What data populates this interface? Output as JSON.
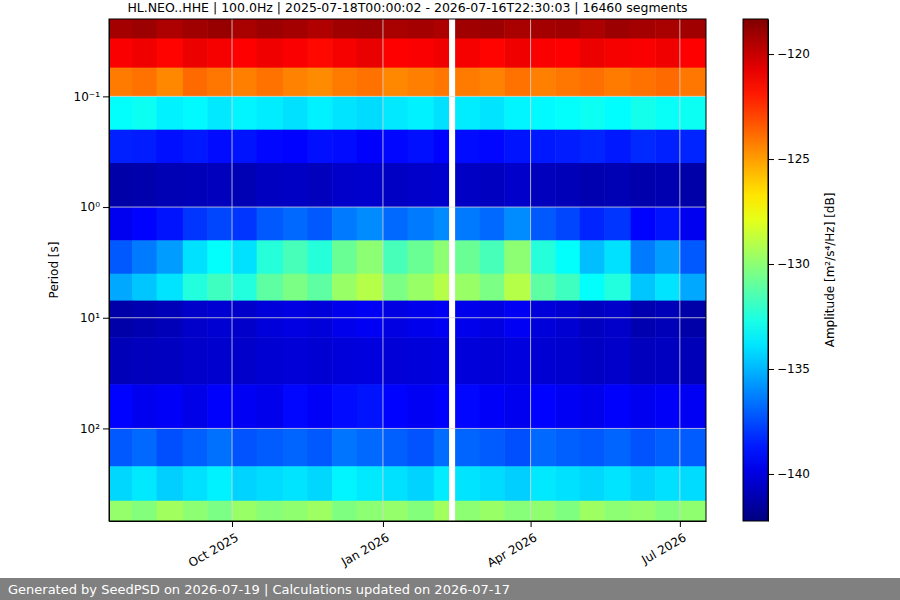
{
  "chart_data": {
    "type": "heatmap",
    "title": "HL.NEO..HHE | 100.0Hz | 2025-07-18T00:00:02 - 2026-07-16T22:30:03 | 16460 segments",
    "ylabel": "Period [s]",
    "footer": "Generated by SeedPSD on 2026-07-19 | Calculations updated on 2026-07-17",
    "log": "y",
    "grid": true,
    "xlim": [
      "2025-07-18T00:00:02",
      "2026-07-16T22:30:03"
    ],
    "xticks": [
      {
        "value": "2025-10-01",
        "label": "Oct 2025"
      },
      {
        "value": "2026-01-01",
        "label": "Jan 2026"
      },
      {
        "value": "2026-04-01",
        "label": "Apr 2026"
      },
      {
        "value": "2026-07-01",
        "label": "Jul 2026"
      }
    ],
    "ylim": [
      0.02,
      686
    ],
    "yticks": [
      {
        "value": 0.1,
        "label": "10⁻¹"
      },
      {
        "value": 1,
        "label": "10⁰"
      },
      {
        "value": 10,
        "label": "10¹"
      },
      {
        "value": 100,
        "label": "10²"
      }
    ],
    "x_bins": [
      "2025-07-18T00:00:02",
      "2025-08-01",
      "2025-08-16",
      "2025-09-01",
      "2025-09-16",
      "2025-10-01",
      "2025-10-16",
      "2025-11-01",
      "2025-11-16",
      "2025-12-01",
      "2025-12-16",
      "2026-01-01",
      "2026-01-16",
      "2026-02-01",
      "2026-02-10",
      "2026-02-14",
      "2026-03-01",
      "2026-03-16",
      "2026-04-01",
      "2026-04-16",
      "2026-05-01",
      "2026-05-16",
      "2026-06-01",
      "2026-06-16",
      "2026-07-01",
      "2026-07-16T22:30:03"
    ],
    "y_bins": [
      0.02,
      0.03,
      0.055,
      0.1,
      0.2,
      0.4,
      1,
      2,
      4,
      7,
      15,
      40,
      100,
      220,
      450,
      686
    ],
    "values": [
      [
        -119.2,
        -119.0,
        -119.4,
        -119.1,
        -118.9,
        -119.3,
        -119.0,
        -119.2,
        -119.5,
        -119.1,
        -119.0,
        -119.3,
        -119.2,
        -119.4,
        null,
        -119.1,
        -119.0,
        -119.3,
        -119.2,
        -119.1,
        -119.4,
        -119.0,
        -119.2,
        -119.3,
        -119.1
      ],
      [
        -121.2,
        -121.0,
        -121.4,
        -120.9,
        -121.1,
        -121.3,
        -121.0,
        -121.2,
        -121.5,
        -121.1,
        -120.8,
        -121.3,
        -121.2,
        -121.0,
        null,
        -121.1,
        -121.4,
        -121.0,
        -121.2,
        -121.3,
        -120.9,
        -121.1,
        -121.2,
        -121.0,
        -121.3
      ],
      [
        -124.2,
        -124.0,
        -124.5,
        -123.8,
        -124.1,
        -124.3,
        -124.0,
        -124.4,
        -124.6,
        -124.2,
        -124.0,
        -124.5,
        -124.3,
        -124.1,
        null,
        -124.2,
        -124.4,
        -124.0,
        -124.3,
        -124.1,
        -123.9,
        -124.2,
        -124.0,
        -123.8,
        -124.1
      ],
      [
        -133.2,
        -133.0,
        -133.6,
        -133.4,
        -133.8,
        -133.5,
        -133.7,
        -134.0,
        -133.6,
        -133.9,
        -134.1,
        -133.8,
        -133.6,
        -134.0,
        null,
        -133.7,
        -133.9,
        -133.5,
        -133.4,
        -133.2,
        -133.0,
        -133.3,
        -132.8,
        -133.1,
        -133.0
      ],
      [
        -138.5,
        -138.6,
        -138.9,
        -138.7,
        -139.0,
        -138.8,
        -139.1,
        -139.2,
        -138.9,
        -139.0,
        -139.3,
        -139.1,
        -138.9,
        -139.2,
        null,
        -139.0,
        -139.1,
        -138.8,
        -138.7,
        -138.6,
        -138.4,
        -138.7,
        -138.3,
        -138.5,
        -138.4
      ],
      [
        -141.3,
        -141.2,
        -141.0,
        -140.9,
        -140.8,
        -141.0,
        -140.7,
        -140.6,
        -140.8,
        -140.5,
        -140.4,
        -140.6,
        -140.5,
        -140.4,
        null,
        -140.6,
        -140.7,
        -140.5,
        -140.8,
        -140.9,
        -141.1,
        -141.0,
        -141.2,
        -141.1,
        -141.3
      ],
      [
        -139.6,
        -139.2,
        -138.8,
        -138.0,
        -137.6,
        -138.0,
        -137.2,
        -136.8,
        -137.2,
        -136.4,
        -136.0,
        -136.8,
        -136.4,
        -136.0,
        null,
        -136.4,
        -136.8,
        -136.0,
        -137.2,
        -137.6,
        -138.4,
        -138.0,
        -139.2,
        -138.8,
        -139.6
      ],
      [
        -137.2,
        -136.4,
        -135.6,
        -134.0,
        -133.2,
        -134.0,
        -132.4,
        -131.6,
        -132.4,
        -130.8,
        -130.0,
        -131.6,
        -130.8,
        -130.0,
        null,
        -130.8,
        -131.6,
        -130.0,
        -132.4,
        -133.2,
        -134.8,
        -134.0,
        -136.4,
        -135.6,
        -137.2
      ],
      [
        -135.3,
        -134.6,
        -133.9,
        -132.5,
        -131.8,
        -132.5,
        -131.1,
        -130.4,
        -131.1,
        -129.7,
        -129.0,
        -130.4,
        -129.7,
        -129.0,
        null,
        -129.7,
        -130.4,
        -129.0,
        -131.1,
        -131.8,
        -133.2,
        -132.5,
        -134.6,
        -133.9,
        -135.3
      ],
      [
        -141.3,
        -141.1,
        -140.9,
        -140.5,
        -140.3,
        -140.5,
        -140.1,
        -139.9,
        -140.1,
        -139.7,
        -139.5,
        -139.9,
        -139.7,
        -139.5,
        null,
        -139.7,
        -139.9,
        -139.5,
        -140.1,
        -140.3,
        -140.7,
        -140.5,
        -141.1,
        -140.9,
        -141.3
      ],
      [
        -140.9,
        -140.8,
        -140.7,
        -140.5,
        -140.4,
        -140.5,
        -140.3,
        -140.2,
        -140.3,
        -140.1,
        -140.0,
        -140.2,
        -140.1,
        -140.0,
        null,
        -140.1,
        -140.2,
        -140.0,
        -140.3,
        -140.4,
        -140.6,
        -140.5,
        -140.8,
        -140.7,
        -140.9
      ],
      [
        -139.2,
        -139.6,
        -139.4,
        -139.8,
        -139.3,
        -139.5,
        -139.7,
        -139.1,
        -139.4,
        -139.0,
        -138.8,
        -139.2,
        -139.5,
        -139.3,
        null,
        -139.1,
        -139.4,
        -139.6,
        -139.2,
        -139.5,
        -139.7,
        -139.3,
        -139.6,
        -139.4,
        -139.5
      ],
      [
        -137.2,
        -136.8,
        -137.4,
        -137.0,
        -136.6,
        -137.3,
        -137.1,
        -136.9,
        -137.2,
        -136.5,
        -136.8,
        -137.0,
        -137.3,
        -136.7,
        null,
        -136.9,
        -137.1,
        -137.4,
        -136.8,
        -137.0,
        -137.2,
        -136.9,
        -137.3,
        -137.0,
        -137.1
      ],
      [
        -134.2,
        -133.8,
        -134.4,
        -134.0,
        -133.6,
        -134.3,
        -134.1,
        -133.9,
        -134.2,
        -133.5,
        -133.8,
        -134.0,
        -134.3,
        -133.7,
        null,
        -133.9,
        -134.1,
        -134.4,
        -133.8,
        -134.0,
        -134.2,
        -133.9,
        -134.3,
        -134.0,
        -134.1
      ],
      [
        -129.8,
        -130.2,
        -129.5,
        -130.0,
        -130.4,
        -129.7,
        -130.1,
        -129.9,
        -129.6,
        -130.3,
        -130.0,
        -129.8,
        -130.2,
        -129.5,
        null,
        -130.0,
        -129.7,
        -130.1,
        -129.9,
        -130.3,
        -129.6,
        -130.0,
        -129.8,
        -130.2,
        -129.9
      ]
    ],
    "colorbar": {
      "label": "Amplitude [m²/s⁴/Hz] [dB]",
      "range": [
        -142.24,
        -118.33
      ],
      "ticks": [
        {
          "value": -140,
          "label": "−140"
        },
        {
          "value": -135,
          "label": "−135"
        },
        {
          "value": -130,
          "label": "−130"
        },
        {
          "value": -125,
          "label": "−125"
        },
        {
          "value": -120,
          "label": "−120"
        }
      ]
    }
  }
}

•••

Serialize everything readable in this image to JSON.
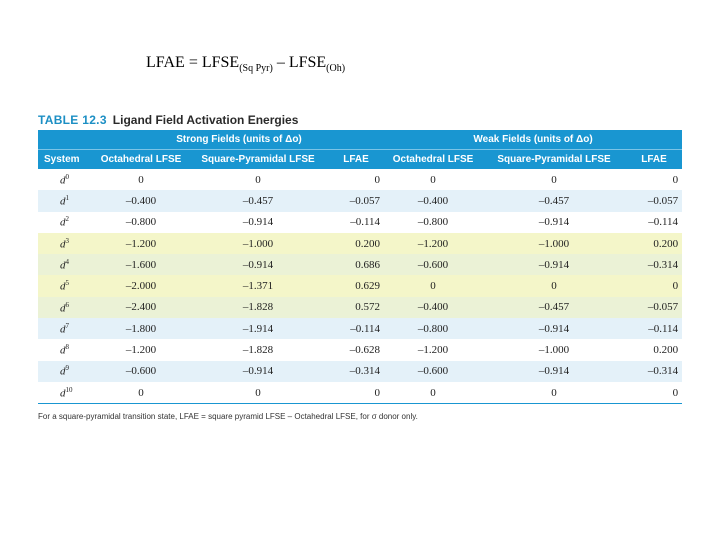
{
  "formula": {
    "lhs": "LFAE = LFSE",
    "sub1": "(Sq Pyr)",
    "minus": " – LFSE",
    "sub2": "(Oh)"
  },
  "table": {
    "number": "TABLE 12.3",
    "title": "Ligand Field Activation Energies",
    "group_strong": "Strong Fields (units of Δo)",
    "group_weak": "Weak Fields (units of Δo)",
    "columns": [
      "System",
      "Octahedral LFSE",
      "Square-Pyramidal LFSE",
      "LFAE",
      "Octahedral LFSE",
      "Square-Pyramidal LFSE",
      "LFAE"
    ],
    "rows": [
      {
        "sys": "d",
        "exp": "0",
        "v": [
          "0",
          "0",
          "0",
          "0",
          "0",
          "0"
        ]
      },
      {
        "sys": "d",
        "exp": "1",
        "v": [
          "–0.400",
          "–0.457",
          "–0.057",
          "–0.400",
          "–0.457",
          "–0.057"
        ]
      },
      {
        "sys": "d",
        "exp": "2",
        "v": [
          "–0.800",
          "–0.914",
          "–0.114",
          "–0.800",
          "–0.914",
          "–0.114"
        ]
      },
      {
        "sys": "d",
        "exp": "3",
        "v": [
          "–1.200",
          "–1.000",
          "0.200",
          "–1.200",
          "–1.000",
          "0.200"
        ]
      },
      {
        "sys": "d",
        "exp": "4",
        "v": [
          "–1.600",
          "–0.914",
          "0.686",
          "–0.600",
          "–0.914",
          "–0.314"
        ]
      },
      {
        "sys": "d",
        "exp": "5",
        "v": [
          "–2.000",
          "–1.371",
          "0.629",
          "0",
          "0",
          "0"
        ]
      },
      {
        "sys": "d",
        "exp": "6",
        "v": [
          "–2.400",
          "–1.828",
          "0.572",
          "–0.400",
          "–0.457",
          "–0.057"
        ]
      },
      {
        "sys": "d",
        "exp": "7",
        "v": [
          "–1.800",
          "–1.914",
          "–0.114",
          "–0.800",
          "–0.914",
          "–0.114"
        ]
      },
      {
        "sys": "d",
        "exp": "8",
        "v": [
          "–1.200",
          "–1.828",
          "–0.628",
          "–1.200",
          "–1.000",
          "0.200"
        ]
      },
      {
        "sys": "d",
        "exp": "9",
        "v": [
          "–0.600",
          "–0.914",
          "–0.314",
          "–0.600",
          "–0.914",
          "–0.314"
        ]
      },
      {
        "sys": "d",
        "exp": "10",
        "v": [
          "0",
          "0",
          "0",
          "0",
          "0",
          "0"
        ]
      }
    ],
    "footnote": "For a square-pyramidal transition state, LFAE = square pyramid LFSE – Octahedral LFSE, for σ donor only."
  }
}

•••

• **Aim of the exercise**: Tally up the lines with the word "this" in them, and answer with that number by itself.

• **Answer to the problem**: 2